■ The task: Transcribe the listing verbatim. Do not carry over any pictures.
start
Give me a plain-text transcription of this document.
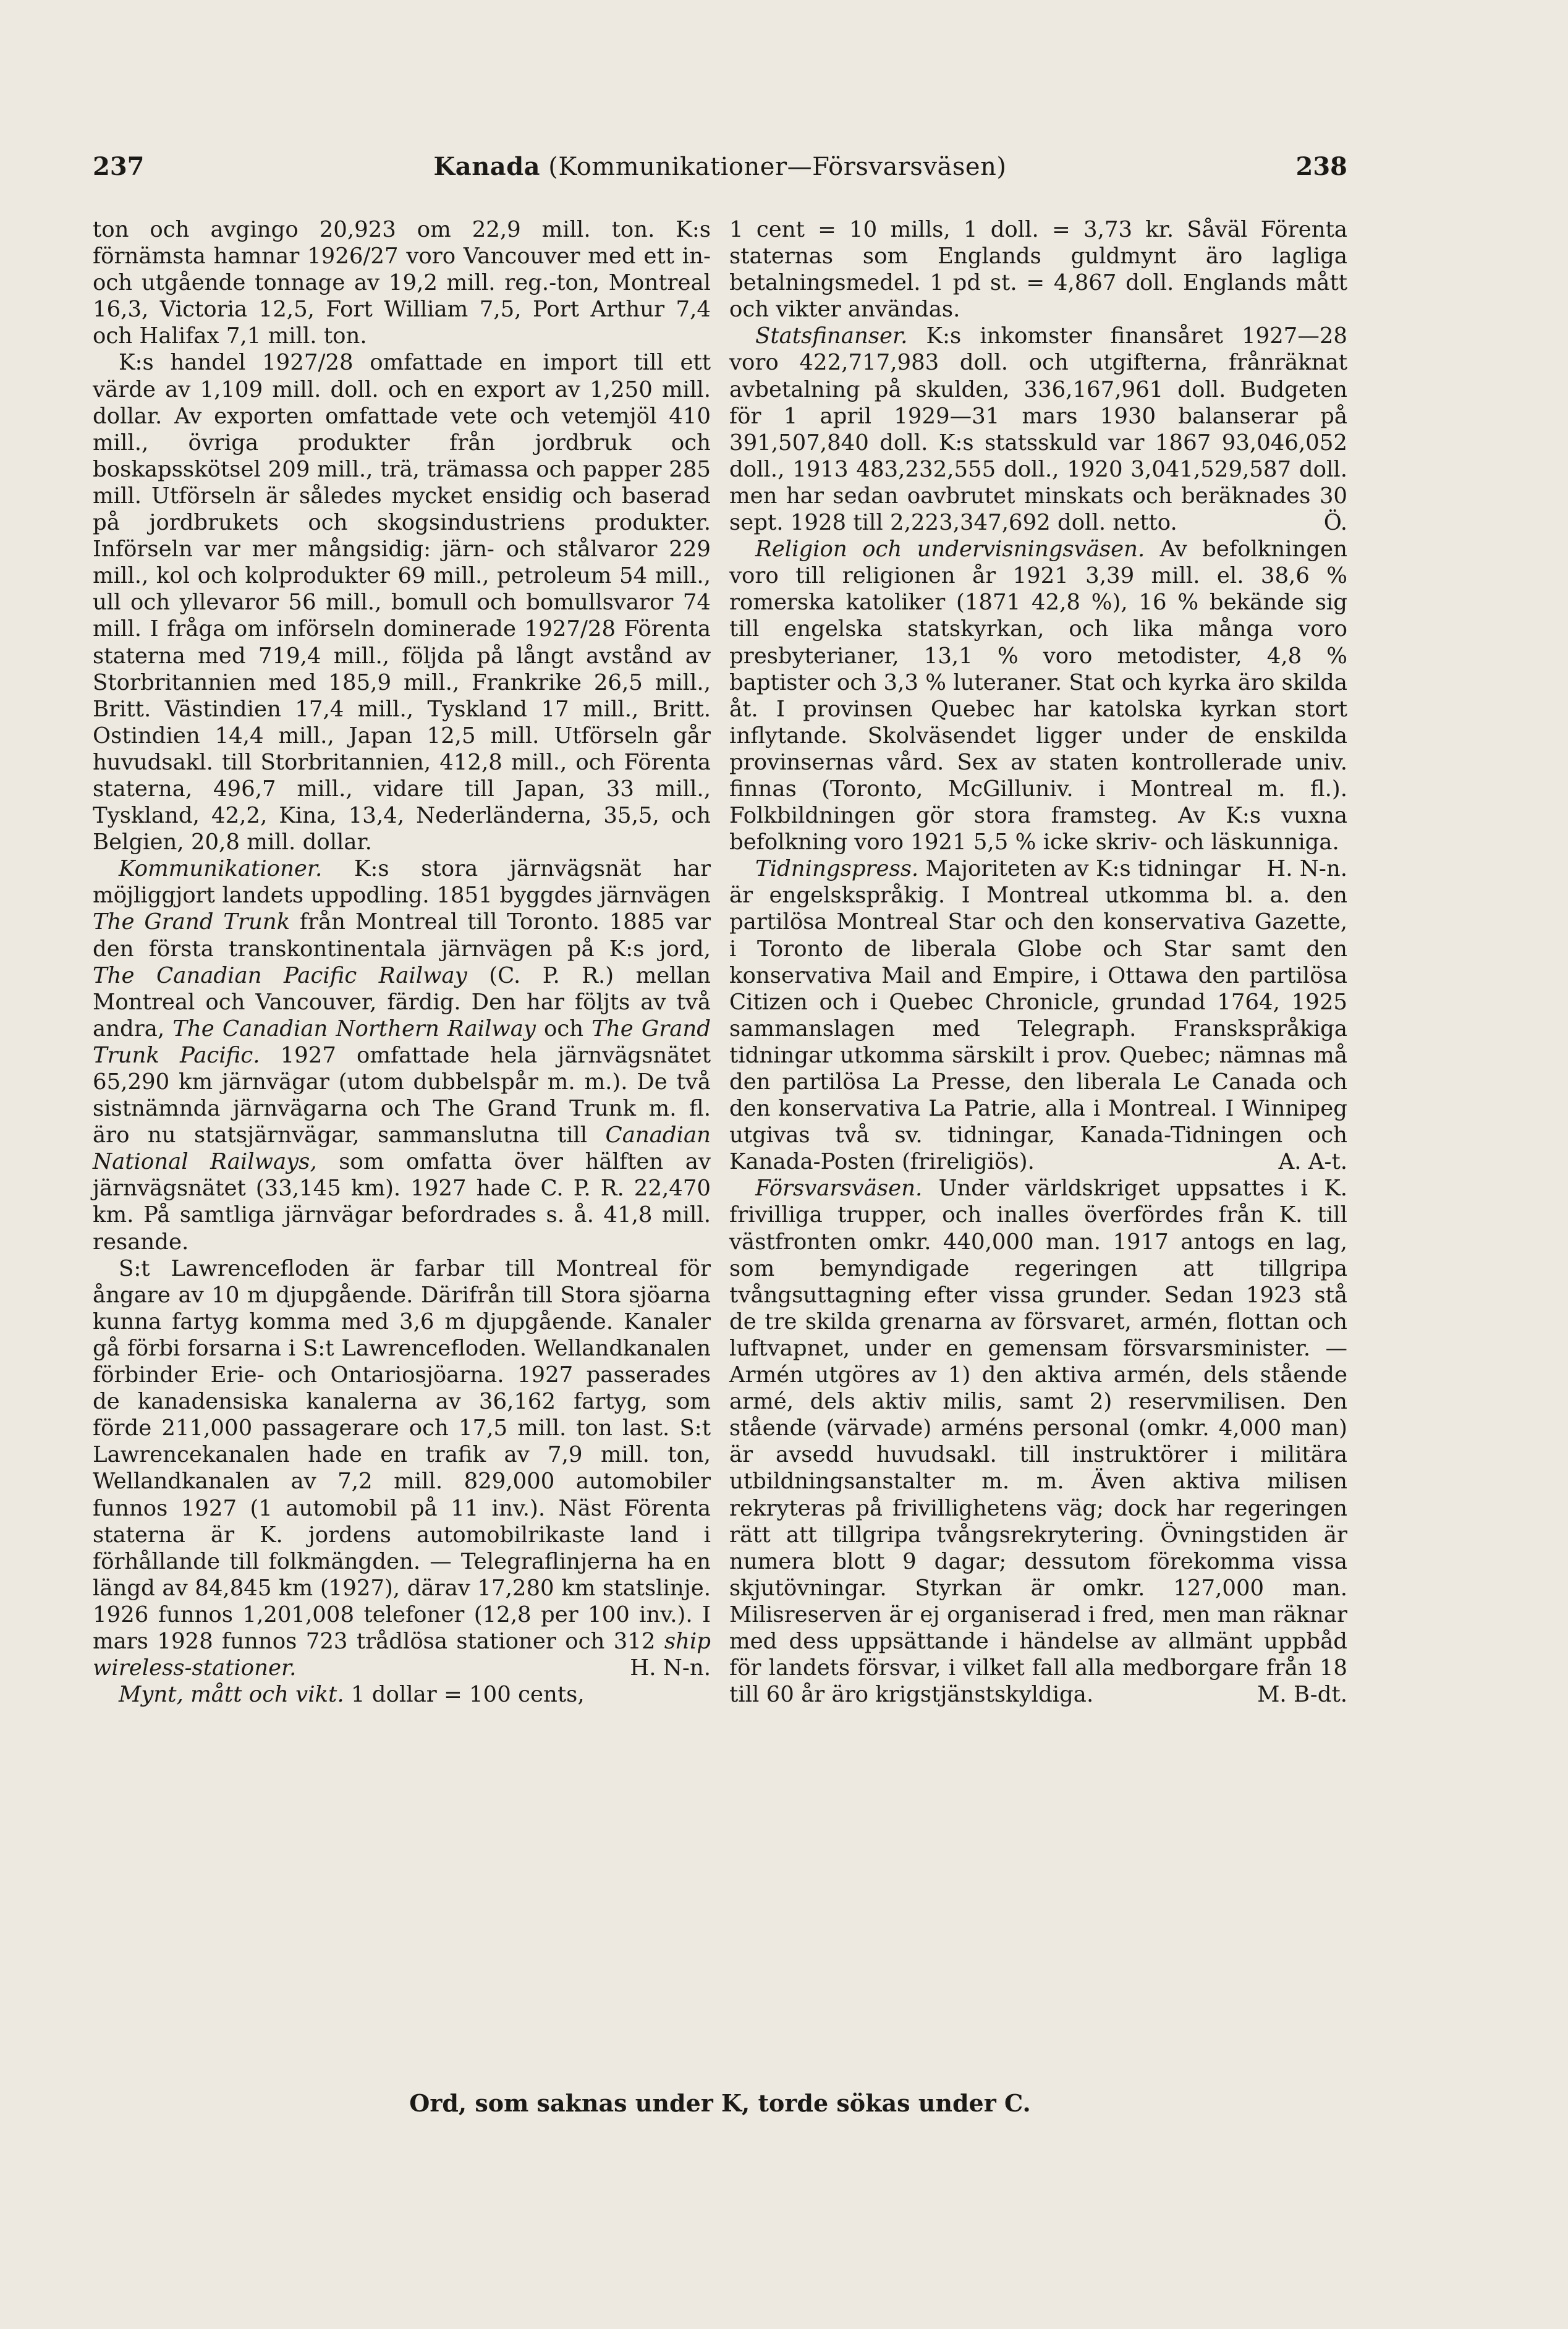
237	Kanada (Kommunikationer—Försvarsväsen)	238

ton och avgingo 20,923 om 22,9 mill. ton. K:s förnämsta hamnar 1926/27 voro Vancouver med ett in- och utgående tonnage av 19,2 mill. reg.-ton, Montreal 16,3, Victoria 12,5, Fort William 7,5, Port Arthur 7,4 och Halifax 7,1 mill. ton.

K:s handel 1927/28 omfattade en import till ett värde av 1,109 mill. doll. och en export av 1,250 mill. dollar. Av exporten omfattade vete och vetemjöl 410 mill., övriga produkter från jordbruk och boskapsskötsel 209 mill., trä, trämassa och papper 285 mill. Utförseln är således mycket ensidig och baserad på jordbrukets och skogsindustriens produkter. Införseln var mer mångsidig: järn- och stålvaror 229 mill., kol och kolprodukter 69 mill., petroleum 54 mill., ull och yllevaror 56 mill., bomull och bomullsvaror 74 mill. I fråga om införseln dominerade 1927/28 Förenta staterna med 719,4 mill., följda på långt avstånd av Storbritannien med 185,9 mill., Frankrike 26,5 mill., Britt. Västindien 17,4 mill., Tyskland 17 mill., Britt. Ostindien 14,4 mill., Japan 12,5 mill. Utförseln går huvudsakl. till Storbritannien, 412,8 mill., och Förenta staterna, 496,7 mill., vidare till Japan, 33 mill., Tyskland, 42,2, Kina, 13,4, Nederländerna, 35,5, och Belgien, 20,8 mill. dollar.

Kommunikationer. K:s stora järnvägsnät har möjliggjort landets uppodling. 1851 byggdes järnvägen The Grand Trunk från Montreal till Toronto. 1885 var den första transkontinentala järnvägen på K:s jord, The Canadian Pacific Railway (C. P. R.) mellan Montreal och Vancouver, färdig. Den har följts av två andra, The Canadian Northern Railway och The Grand Trunk Pacific. 1927 omfattade hela järnvägsnätet 65,290 km järnvägar (utom dubbelspår m. m.). De två sistnämnda järnvägarna och The Grand Trunk m. fl. äro nu statsjärnvägar, sammanslutna till Canadian National Railways, som omfatta över hälften av järnvägsnätet (33,145 km). 1927 hade C. P. R. 22,470 km. På samtliga järnvägar befordrades s. å. 41,8 mill. resande.

S:t Lawrencefloden är farbar till Montreal för ångare av 10 m djupgående. Därifrån till Stora sjöarna kunna fartyg komma med 3,6 m djupgående. Kanaler gå förbi forsarna i S:t Lawrencefloden. Wellandkanalen förbinder Erie- och Ontariosjöarna. 1927 passerades de kanadensiska kanalerna av 36,162 fartyg, som förde 211,000 passagerare och 17,5 mill. ton last. S:t Lawrencekanalen hade en trafik av 7,9 mill. ton, Wellandkanalen av 7,2 mill. 829,000 automobiler funnos 1927 (1 automobil på 11 inv.). Näst Förenta staterna är K. jordens automobilrikaste land i förhållande till folkmängden. — Telegraflinjerna ha en längd av 84,845 km (1927), därav 17,280 km statslinje. 1926 funnos 1,201,008 telefoner (12,8 per 100 inv.). I mars 1928 funnos 723 trådlösa stationer och 312 ship wireless-stationer.	H. N-n.

Mynt, mått och vikt. 1 dollar = 100 cents,

1 cent = 10 mills, 1 doll. = 3,73 kr. Såväl Förenta staternas som Englands guldmynt äro lagliga betalningsmedel. 1 pd st. = 4,867 doll. Englands mått och vikter användas.

Statsfinanser. K:s inkomster finansåret 1927—28 voro 422,717,983 doll. och utgifterna, frånräknat avbetalning på skulden, 336,167,961 doll. Budgeten för 1 april 1929—31 mars 1930 balanserar på 391,507,840 doll. K:s statsskuld var 1867 93,046,052 doll., 1913 483,232,555 doll., 1920 3,041,529,587 doll. men har sedan oavbrutet minskats och beräknades 30 sept. 1928 till 2,223,347,692 doll. netto.	Ö.

Religion och undervisningsväsen. Av befolkningen voro till religionen år 1921 3,39 mill. el. 38,6 % romerska katoliker (1871 42,8 %), 16 % bekände sig till engelska statskyrkan, och lika många voro presbyterianer, 13,1 % voro metodister, 4,8 % baptister och 3,3 % luteraner. Stat och kyrka äro skilda åt. I provinsen Quebec har katolska kyrkan stort inflytande. Skolväsendet ligger under de enskilda provinsernas vård. Sex av staten kontrollerade univ. finnas (Toronto, McGilluniv. i Montreal m. fl.). Folkbildningen gör stora framsteg. Av K:s vuxna befolkning voro 1921 5,5 % icke skriv- och läskunniga.
H. N-n.

Tidningspress. Majoriteten av K:s tidningar är engelskspråkig. I Montreal utkomma bl. a. den partilösa Montreal Star och den konservativa Gazette, i Toronto de liberala Globe och Star samt den konservativa Mail and Empire, i Ottawa den partilösa Citizen och i Quebec Chronicle, grundad 1764, 1925 sammanslagen med Telegraph. Franskspråkiga tidningar utkomma särskilt i prov. Quebec; nämnas må den partilösa La Presse, den liberala Le Canada och den konservativa La Patrie, alla i Montreal. I Winnipeg utgivas två sv. tidningar, Kanada-Tidningen och Kanada-Posten (frireligiös).	A. A-t.

Försvarsväsen. Under världskriget uppsattes i K. frivilliga trupper, och inalles överfördes från K. till västfronten omkr. 440,000 man. 1917 antogs en lag, som bemyndigade regeringen att tillgripa tvångsuttagning efter vissa grunder. Sedan 1923 stå de tre skilda grenarna av försvaret, armén, flottan och luftvapnet, under en gemensam försvarsminister. — Armén utgöres av 1) den aktiva armén, dels stående armé, dels aktiv milis, samt 2) reservmilisen. Den stående (värvade) arméns personal (omkr. 4,000 man) är avsedd huvudsakl. till instruktörer i militära utbildningsanstalter m. m. Även aktiva milisen rekryteras på frivillighetens väg; dock har regeringen rätt att tillgripa tvångsrekrytering. Övningstiden är numera blott 9 dagar; dessutom förekomma vissa skjutövningar. Styrkan är omkr. 127,000 man. Milisreserven är ej organiserad i fred, men man räknar med dess uppsättande i händelse av allmänt uppbåd för landets försvar, i vilket fall alla medborgare från 18 till 60 år äro krigstjänstskyldiga.	M. B-dt.

Ord, som saknas under K, torde sökas under C.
end
■ Exercise result:
Give me a plain-text transcription of this document.
237	Kanada (Kommunikationer—Försvarsväsen)	238

ton och avgingo 20,923 om 22,9 mill. ton. K:s förnämsta hamnar 1926/27 voro Vancouver med ett in- och utgående tonnage av 19,2 mill. reg.-ton, Montreal 16,3, Victoria 12,5, Fort William 7,5, Port Arthur 7,4 och Halifax 7,1 mill. ton.

K:s handel 1927/28 omfattade en import till ett värde av 1,109 mill. doll. och en export av 1,250 mill. dollar. Av exporten omfattade vete och vetemjöl 410 mill., övriga produkter från jordbruk och boskapsskötsel 209 mill., trä, trämassa och papper 285 mill. Utförseln är således mycket ensidig och baserad på jordbrukets och skogsindustriens produkter. Införseln var mer mångsidig: järn- och stålvaror 229 mill., kol och kolprodukter 69 mill., petroleum 54 mill., ull och yllevaror 56 mill., bomull och bomullsvaror 74 mill. I fråga om införseln dominerade 1927/28 Förenta staterna med 719,4 mill., följda på långt avstånd av Storbritannien med 185,9 mill., Frankrike 26,5 mill., Britt. Västindien 17,4 mill., Tyskland 17 mill., Britt. Ostindien 14,4 mill., Japan 12,5 mill. Utförseln går huvudsakl. till Storbritannien, 412,8 mill., och Förenta staterna, 496,7 mill., vidare till Japan, 33 mill., Tyskland, 42,2, Kina, 13,4, Nederländerna, 35,5, och Belgien, 20,8 mill. dollar.

Kommunikationer. K:s stora järnvägsnät har möjliggjort landets uppodling. 1851 byggdes järnvägen The Grand Trunk från Montreal till Toronto. 1885 var den första transkontinentala järnvägen på K:s jord, The Canadian Pacific Railway (C. P. R.) mellan Montreal och Vancouver, färdig. Den har följts av två andra, The Canadian Northern Railway och The Grand Trunk Pacific. 1927 omfattade hela järnvägsnätet 65,290 km järnvägar (utom dubbelspår m. m.). De två sistnämnda järnvägarna och The Grand Trunk m. fl. äro nu statsjärnvägar, sammanslutna till Canadian National Railways, som omfatta över hälften av järnvägsnätet (33,145 km). 1927 hade C. P. R. 22,470 km. På samtliga järnvägar befordrades s. å. 41,8 mill. resande.

S:t Lawrencefloden är farbar till Montreal för ångare av 10 m djupgående. Därifrån till Stora sjöarna kunna fartyg komma med 3,6 m djupgående. Kanaler gå förbi forsarna i S:t Lawrencefloden. Wellandkanalen förbinder Erie- och Ontariosjöarna. 1927 passerades de kanadensiska kanalerna av 36,162 fartyg, som förde 211,000 passagerare och 17,5 mill. ton last. S:t Lawrencekanalen hade en trafik av 7,9 mill. ton, Wellandkanalen av 7,2 mill. 829,000 automobiler funnos 1927 (1 automobil på 11 inv.). Näst Förenta staterna är K. jordens automobilrikaste land i förhållande till folkmängden. — Telegraflinjerna ha en längd av 84,845 km (1927), därav 17,280 km statslinje. 1926 funnos 1,201,008 telefoner (12,8 per 100 inv.). I mars 1928 funnos 723 trådlösa stationer och 312 ship wireless-stationer.	H. N-n.

Mynt, mått och vikt. 1 dollar = 100 cents,

1 cent = 10 mills, 1 doll. = 3,73 kr. Såväl Förenta staternas som Englands guldmynt äro lagliga betalningsmedel. 1 pd st. = 4,867 doll. Englands mått och vikter användas.

Statsfinanser. K:s inkomster finansåret 1927—28 voro 422,717,983 doll. och utgifterna, frånräknat avbetalning på skulden, 336,167,961 doll. Budgeten för 1 april 1929—31 mars 1930 balanserar på 391,507,840 doll. K:s statsskuld var 1867 93,046,052 doll., 1913 483,232,555 doll., 1920 3,041,529,587 doll. men har sedan oavbrutet minskats och beräknades 30 sept. 1928 till 2,223,347,692 doll. netto.	Ö.

Religion och undervisningsväsen. Av befolkningen voro till religionen år 1921 3,39 mill. el. 38,6 % romerska katoliker (1871 42,8 %), 16 % bekände sig till engelska statskyrkan, och lika många voro presbyterianer, 13,1 % voro metodister, 4,8 % baptister och 3,3 % luteraner. Stat och kyrka äro skilda åt. I provinsen Quebec har katolska kyrkan stort inflytande. Skolväsendet ligger under de enskilda provinsernas vård. Sex av staten kontrollerade univ. finnas (Toronto, McGilluniv. i Montreal m. fl.). Folkbildningen gör stora framsteg. Av K:s vuxna befolkning voro 1921 5,5 % icke skriv- och läskunniga.
H. N-n.

Tidningspress. Majoriteten av K:s tidningar är engelskspråkig. I Montreal utkomma bl. a. den partilösa Montreal Star och den konservativa Gazette, i Toronto de liberala Globe och Star samt den konservativa Mail and Empire, i Ottawa den partilösa Citizen och i Quebec Chronicle, grundad 1764, 1925 sammanslagen med Telegraph. Franskspråkiga tidningar utkomma särskilt i prov. Quebec; nämnas må den partilösa La Presse, den liberala Le Canada och den konservativa La Patrie, alla i Montreal. I Winnipeg utgivas två sv. tidningar, Kanada-Tidningen och Kanada-Posten (frireligiös).	A. A-t.

Försvarsväsen. Under världskriget uppsattes i K. frivilliga trupper, och inalles överfördes från K. till västfronten omkr. 440,000 man. 1917 antogs en lag, som bemyndigade regeringen att tillgripa tvångsuttagning efter vissa grunder. Sedan 1923 stå de tre skilda grenarna av försvaret, armén, flottan och luftvapnet, under en gemensam försvarsminister. — Armén utgöres av 1) den aktiva armén, dels stående armé, dels aktiv milis, samt 2) reservmilisen. Den stående (värvade) arméns personal (omkr. 4,000 man) är avsedd huvudsakl. till instruktörer i militära utbildningsanstalter m. m. Även aktiva milisen rekryteras på frivillighetens väg; dock har regeringen rätt att tillgripa tvångsrekrytering. Övningstiden är numera blott 9 dagar; dessutom förekomma vissa skjutövningar. Styrkan är omkr. 127,000 man. Milisreserven är ej organiserad i fred, men man räknar med dess uppsättande i händelse av allmänt uppbåd för landets försvar, i vilket fall alla medborgare från 18 till 60 år äro krigstjänstskyldiga.	M. B-dt.

Ord, som saknas under K, torde sökas under C.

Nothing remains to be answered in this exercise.